To be done => Pictures aside, repeat every entry exactly.

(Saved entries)

====================

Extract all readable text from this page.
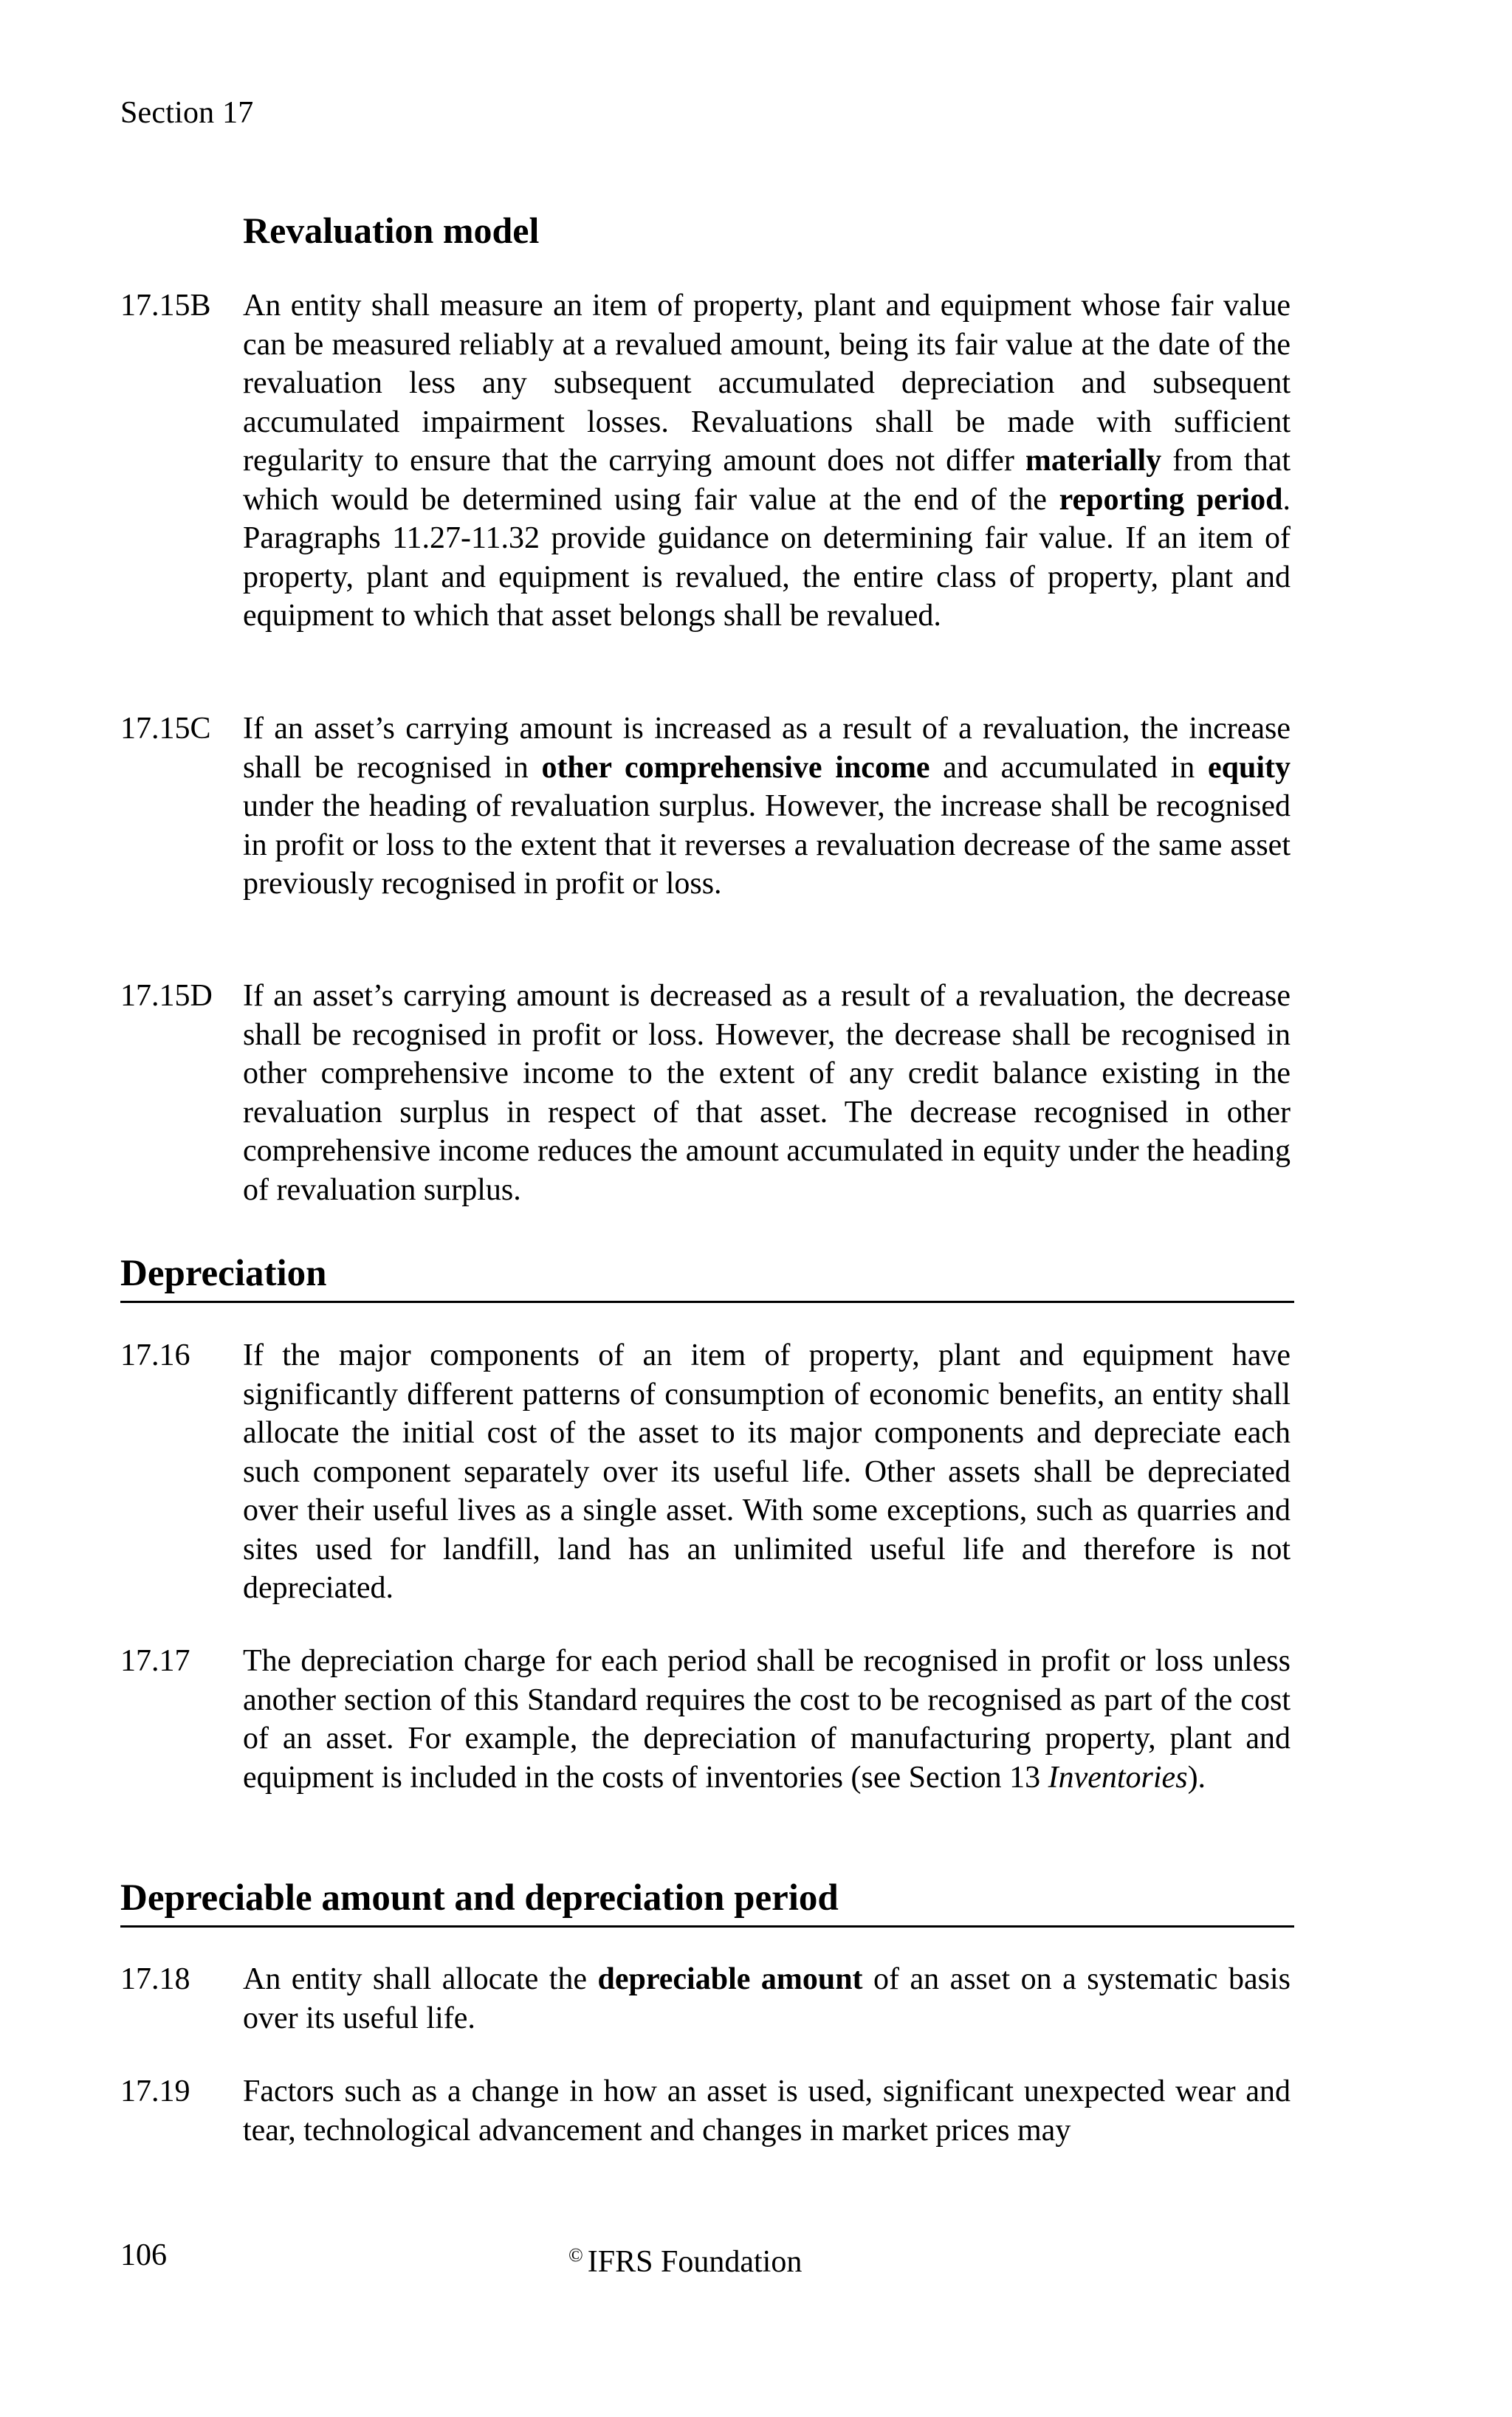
Section 17
Revaluation model
17.15B	An entity shall measure an item of property, plant and equipment whose fair value can be measured reliably at a revalued amount, being its fair value at the date of the revaluation less any subsequent accumulated depreciation and subsequent accumulated impairment losses. Revaluations shall be made with sufficient regularity to ensure that the carrying amount does not differ materially from that which would be determined using fair value at the end of the reporting period. Paragraphs 11.27-11.32 provide guidance on determining fair value. If an item of property, plant and equipment is revalued, the entire class of property, plant and equipment to which that asset belongs shall be revalued.
17.15C	If an asset’s carrying amount is increased as a result of a revaluation, the increase shall be recognised in other comprehensive income and accumulated in equity under the heading of revaluation surplus. However, the increase shall be recognised in profit or loss to the extent that it reverses a revaluation decrease of the same asset previously recognised in profit or loss.
17.15D If an asset’s carrying amount is decreased as a result of a revaluation, the decrease shall be recognised in profit or loss. However, the decrease shall be recognised in other comprehensive income to the extent of any credit balance existing in the revaluation surplus in respect of that asset. The decrease recognised in other comprehensive income reduces the amount accumulated in equity under the heading of revaluation surplus.
Depreciation
17.16	If the major components of an item of property, plant and equipment have significantly different patterns of consumption of economic benefits, an entity shall allocate the initial cost of the asset to its major components and depreciate each such component separately over its useful life. Other assets shall be depreciated over their useful lives as a single asset. With some exceptions, such as quarries and sites used for landfill, land has an unlimited useful life and therefore is not depreciated.
17.17	The depreciation charge for each period shall be recognised in profit or loss unless another section of this Standard requires the cost to be recognised as part of the cost of an asset. For example, the depreciation of manufacturing property, plant and equipment is included in the costs of inventories (see Section 13 Inventories).
Depreciable amount and depreciation period
17.18	An entity shall allocate the depreciable amount of an asset on a systematic basis over its useful life.
17.19	Factors such as a change in how an asset is used, significant unexpected wear and tear, technological advancement and changes in market prices may
106	© IFRS Foundation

====================

Response to the task =>
Extract all readable text from this page.
Section 17
Revaluation model
17.15B	An entity shall measure an item of property, plant and equipment whose fair value can be measured reliably at a revalued amount, being its fair value at the date of the revaluation less any subsequent accumulated depreciation and subsequent accumulated impairment losses. Revaluations shall be made with sufficient regularity to ensure that the carrying amount does not differ materially from that which would be determined using fair value at the end of the reporting period. Paragraphs 11.27-11.32 provide guidance on determining fair value. If an item of property, plant and equipment is revalued, the entire class of property, plant and equipment to which that asset belongs shall be revalued.
17.15C	If an asset’s carrying amount is increased as a result of a revaluation, the increase shall be recognised in other comprehensive income and accumulated in equity under the heading of revaluation surplus. However, the increase shall be recognised in profit or loss to the extent that it reverses a revaluation decrease of the same asset previously recognised in profit or loss.
17.15D If an asset’s carrying amount is decreased as a result of a revaluation, the decrease shall be recognised in profit or loss. However, the decrease shall be recognised in other comprehensive income to the extent of any credit balance existing in the revaluation surplus in respect of that asset. The decrease recognised in other comprehensive income reduces the amount accumulated in equity under the heading of revaluation surplus.
Depreciation
17.16	If the major components of an item of property, plant and equipment have significantly different patterns of consumption of economic benefits, an entity shall allocate the initial cost of the asset to its major components and depreciate each such component separately over its useful life. Other assets shall be depreciated over their useful lives as a single asset. With some exceptions, such as quarries and sites used for landfill, land has an unlimited useful life and therefore is not depreciated.
17.17	The depreciation charge for each period shall be recognised in profit or loss unless another section of this Standard requires the cost to be recognised as part of the cost of an asset. For example, the depreciation of manufacturing property, plant and equipment is included in the costs of inventories (see Section 13 Inventories).
Depreciable amount and depreciation period
17.18	An entity shall allocate the depreciable amount of an asset on a systematic basis over its useful life.
17.19	Factors such as a change in how an asset is used, significant unexpected wear and tear, technological advancement and changes in market prices may
106	© IFRS Foundation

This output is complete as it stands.